__Extracted information__:
====

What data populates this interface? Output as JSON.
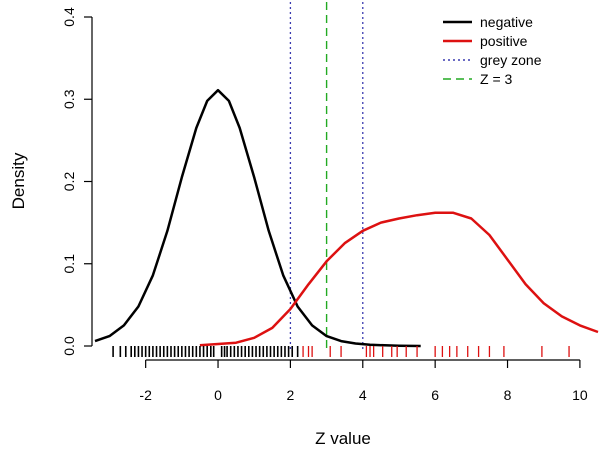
{
  "chart_data": {
    "type": "line",
    "title": "",
    "xlabel": "Z value",
    "ylabel": "Density",
    "xlim": [
      -3.4,
      10.5
    ],
    "ylim": [
      0,
      0.4
    ],
    "x_ticks": [
      -2,
      0,
      2,
      4,
      6,
      8,
      10
    ],
    "y_ticks": [
      0.0,
      0.1,
      0.2,
      0.3,
      0.4
    ],
    "y_tick_labels": [
      "0.0",
      "0.1",
      "0.2",
      "0.3",
      "0.4"
    ],
    "colors": {
      "negative": "#000000",
      "positive": "#dd1111",
      "grey_zone": "#3a3ab0",
      "z3": "#22aa22"
    },
    "series": [
      {
        "name": "negative",
        "key": "negative",
        "style": "solid",
        "x": [
          -3.4,
          -3.0,
          -2.6,
          -2.2,
          -1.8,
          -1.4,
          -1.0,
          -0.6,
          -0.3,
          0.0,
          0.3,
          0.6,
          1.0,
          1.4,
          1.8,
          2.2,
          2.6,
          3.0,
          3.4,
          3.8,
          4.2,
          4.6,
          5.0,
          5.6
        ],
        "values": [
          0.006,
          0.012,
          0.025,
          0.048,
          0.086,
          0.14,
          0.205,
          0.265,
          0.298,
          0.311,
          0.298,
          0.265,
          0.205,
          0.14,
          0.086,
          0.048,
          0.025,
          0.012,
          0.006,
          0.003,
          0.0015,
          0.0008,
          0.0004,
          0.0
        ]
      },
      {
        "name": "positive",
        "key": "positive",
        "style": "solid",
        "x": [
          -0.5,
          0.5,
          1.0,
          1.5,
          2.0,
          2.5,
          3.0,
          3.5,
          4.0,
          4.5,
          5.0,
          5.5,
          6.0,
          6.5,
          7.0,
          7.5,
          8.0,
          8.5,
          9.0,
          9.5,
          10.0,
          10.5
        ],
        "values": [
          0.001,
          0.004,
          0.01,
          0.022,
          0.045,
          0.075,
          0.103,
          0.125,
          0.14,
          0.15,
          0.155,
          0.159,
          0.162,
          0.162,
          0.155,
          0.135,
          0.105,
          0.075,
          0.052,
          0.036,
          0.025,
          0.017
        ]
      }
    ],
    "reference_lines": [
      {
        "name": "grey zone",
        "key": "grey_zone",
        "x": 2,
        "style": "dotted"
      },
      {
        "name": "grey zone",
        "key": "grey_zone",
        "x": 4,
        "style": "dotted"
      },
      {
        "name": "Z = 3",
        "key": "z3",
        "x": 3,
        "style": "dashed"
      }
    ],
    "legend": {
      "position": "top-right",
      "entries": [
        {
          "label": "negative",
          "key": "negative",
          "style": "solid"
        },
        {
          "label": "positive",
          "key": "positive",
          "style": "solid"
        },
        {
          "label": "grey zone",
          "key": "grey_zone",
          "style": "dotted"
        },
        {
          "label": "Z = 3",
          "key": "z3",
          "style": "dashed"
        }
      ]
    },
    "rug": {
      "negative": [
        -2.9,
        -2.7,
        -2.55,
        -2.4,
        -2.3,
        -2.2,
        -2.1,
        -2.0,
        -1.9,
        -1.8,
        -1.7,
        -1.6,
        -1.5,
        -1.4,
        -1.3,
        -1.2,
        -1.1,
        -1.0,
        -0.9,
        -0.8,
        -0.7,
        -0.6,
        -0.5,
        -0.4,
        -0.3,
        -0.2,
        -0.12,
        0.1,
        0.18,
        0.25,
        0.35,
        0.45,
        0.55,
        0.65,
        0.75,
        0.85,
        0.95,
        1.05,
        1.15,
        1.25,
        1.35,
        1.45,
        1.55,
        1.65,
        1.75,
        1.85,
        1.95,
        2.05,
        2.2
      ],
      "positive": [
        2.35,
        2.5,
        2.6,
        3.1,
        3.4,
        4.1,
        4.2,
        4.3,
        4.55,
        4.8,
        4.95,
        5.2,
        5.5,
        6.0,
        6.2,
        6.4,
        6.6,
        6.9,
        7.2,
        7.5,
        7.9,
        8.95,
        9.7
      ]
    }
  }
}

====

__Stated problem__: Select every line in the records above that contains the word "negative".

__Solution to the exercise__:
      "negative": "#000000",
        "name": "negative",
        "key": "negative",
          "label": "negative",
          "key": "negative",
      "negative": [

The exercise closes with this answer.